A FUCKING DODGE BUTTON.


----------



## Vergil642 (Jan 22, 2013)

Yeah, getting the timing right on the parry isn't really that hard. And you always have the dodge to fall back on (though admittedly I never did, I was too busy murdering things in the face or parrying bitches to use it) if you can't get some timings right.

Practice it a bit and enjoy running through fuckers slicing and dicing. Game's probably as accessible as classic DMC though as it requires thinking and skill, so y'know, heads up.


----------



## Hatifnatten (Jan 22, 2013)

The future of gaming




*YOU WIN*​


----------



## bloodplzkthxlol (Jan 22, 2013)

i'll admit, this will be the first metal gear game i'll play. *haven't played the snakes or big boss games, but i've seen playthroughs and i love the stealth.*


----------



## Charlotte D. Kurisu (Jan 22, 2013)

so the demo is out? BRB


----------



## Velocity (Jan 22, 2013)

bloodplzkthxlol said:


> i'll admit, this will be the first metal gear game i'll play. *haven't played the snakes or big boss games, but i've seen playthroughs and i love the stealth.*



Turn off the internet and go play Snake Eater RIGHT NOW.


----------



## Deathgun (Jan 22, 2013)

Hatifnatten said:


> The future of gaming



If anything this might be the first game in a while that requires some skill to do well in.

It also does not seem to hold your hand like other games that much.


----------



## bloodplzkthxlol (Jan 22, 2013)

when i get the money.


----------



## Charlotte D. Kurisu (Jan 22, 2013)

Deathgun said:


> If anything this might be the first game in a while that requires some skill to do well in.
> 
> It also does not seem to hold your hand like other games that much.

:: Data records ::
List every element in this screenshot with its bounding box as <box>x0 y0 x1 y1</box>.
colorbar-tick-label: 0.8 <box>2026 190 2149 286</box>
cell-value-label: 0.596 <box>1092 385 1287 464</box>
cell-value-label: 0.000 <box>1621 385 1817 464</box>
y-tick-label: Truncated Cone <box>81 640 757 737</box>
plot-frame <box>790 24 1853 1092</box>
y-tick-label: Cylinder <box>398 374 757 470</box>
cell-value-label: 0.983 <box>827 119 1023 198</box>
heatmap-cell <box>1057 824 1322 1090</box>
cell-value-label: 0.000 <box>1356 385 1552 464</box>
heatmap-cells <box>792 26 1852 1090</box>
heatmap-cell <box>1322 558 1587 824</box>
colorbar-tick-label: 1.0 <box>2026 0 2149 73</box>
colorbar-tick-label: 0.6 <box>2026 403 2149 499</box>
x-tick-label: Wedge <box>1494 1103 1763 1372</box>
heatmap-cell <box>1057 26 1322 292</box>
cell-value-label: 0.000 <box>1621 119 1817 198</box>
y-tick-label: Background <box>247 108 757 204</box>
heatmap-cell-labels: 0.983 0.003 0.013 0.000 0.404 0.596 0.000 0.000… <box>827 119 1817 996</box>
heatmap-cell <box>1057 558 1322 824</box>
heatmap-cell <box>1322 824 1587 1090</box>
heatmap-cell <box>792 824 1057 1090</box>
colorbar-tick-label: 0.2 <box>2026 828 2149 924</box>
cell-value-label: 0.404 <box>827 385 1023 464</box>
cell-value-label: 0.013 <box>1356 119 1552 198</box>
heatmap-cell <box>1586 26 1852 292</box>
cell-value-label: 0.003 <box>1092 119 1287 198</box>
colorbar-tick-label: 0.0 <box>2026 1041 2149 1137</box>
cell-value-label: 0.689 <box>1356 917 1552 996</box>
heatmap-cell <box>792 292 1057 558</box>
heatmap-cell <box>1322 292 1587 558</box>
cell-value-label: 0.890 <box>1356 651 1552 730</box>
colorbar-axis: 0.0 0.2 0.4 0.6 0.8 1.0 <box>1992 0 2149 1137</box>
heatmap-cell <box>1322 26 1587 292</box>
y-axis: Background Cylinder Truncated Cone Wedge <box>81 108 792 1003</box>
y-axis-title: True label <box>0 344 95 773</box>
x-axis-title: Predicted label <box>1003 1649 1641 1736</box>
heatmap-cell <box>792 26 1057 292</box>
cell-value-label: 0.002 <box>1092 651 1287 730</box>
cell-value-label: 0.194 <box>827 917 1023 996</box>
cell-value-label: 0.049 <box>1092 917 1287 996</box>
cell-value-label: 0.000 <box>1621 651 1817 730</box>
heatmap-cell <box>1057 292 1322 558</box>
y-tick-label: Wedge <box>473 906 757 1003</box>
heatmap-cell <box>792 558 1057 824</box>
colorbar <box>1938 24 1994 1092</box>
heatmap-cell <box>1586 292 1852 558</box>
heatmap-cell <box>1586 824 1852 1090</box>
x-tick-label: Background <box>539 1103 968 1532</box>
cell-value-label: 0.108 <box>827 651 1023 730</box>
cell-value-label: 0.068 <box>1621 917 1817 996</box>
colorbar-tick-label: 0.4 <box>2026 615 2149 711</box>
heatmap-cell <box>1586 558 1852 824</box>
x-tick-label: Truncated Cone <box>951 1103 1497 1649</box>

:: To do ::
1. Rewrite the records as a JSON list of strings, one string per line and with blank lines omitted, beginning with the first line of the records and running through the line containing "colorbar-tick-label: 1.0 <box>2026".
2. Extend the forum thread about the game from the point where it stops.

:: Set of answers ::
1.
[
  "List every element in this screenshot with its bounding box as <box>x0 y0 x1 y1</box>.",
  "colorbar-tick-label: 0.8 <box>2026 190 2149 286</box>",
  "cell-value-label: 0.596 <box>1092 385 1287 464</box>",
  "cell-value-label: 0.000 <box>1621 385 1817 464</box>",
  "y-tick-label: Truncated Cone <box>81 640 757 737</box>",
  "plot-frame <box>790 24 1853 1092</box>",
  "y-tick-label: Cylinder <box>398 374 757 470</box>",
  "cell-value-label: 0.983 <box>827 119 1023 198</box>",
  "heatmap-cell <box>1057 824 1322 1090</box>",
  "cell-value-label: 0.000 <box>1356 385 1552 464</box>",
  "heatmap-cells <box>792 26 1852 1090</box>",
  "heatmap-cell <box>1322 558 1587 824</box>",
  "colorbar-tick-label: 1.0 <box>2026 0 2149 73</box>"
]

2.
I can see it now..

IGN: this game is super hard and frustrating cuz peoplz don't die when i mash X 

3.5/10 




EDIT: ya'll are fucking with me, demo ain't out yet


----------



## Amatsu (Jan 22, 2013)

Pfft this game will be lucky to get a 3 out of 5. No way is it as great as the Shakespearean tale of DmC


----------



## raizen28 (Jan 22, 2013)

bloodplzkthxlol said:


> i'll admit, this will be the first metal gear game i'll play. *haven't played the snakes or big boss games, but i've seen playthroughs and i love the stealth.*


Youre not Living  till youve bestowed yourself upon GOD's(Kojima) work.


----------



## Charlotte D. Kurisu (Jan 22, 2013)

Velocity said:


> Turn off the internet and go play Snake Eater RIGHT NOW.



you know what, i am like that.. never played a MG game in my life.. just today i was so fucking close to buying the HD collection.. i think i'll do it someday


----------



## bloodplzkthxlol (Jan 22, 2013)

if you say so


----------



## Amatsu (Jan 22, 2013)

Velocity said:


> Turn off the internet and go play Snake Eater RIGHT NOW.



I remember the boss fight against The End.

Was going for non lethal kills and it took me forever to get his health down. Truly it was a battle between snipers. Patience and waiting were the key.


----------



## raizen28 (Jan 22, 2013)

Amatsu said:


> I remember the boss fight against The End.
> 
> Was going for non lethal kills and it took me forever to get his health down. Truly it was a battle between snipers. Patience and waiting were the key.


If you save your game in the middle of the fight, and either set your system's time a week ahead or play again a week later, The End wouldve died of old age.


----------



## Amatsu (Jan 22, 2013)

raizen28 said:


> If you save your game in the middle of the fight, and either set your system's time a week ahead or play again a week later, The End wouldve died of old age.



Bah if you did that you have no honor as a warrior. Truly the boss would be disappointed.


----------



## Velocity (Jan 22, 2013)

Amatsu said:


> I remember the boss fight against The End.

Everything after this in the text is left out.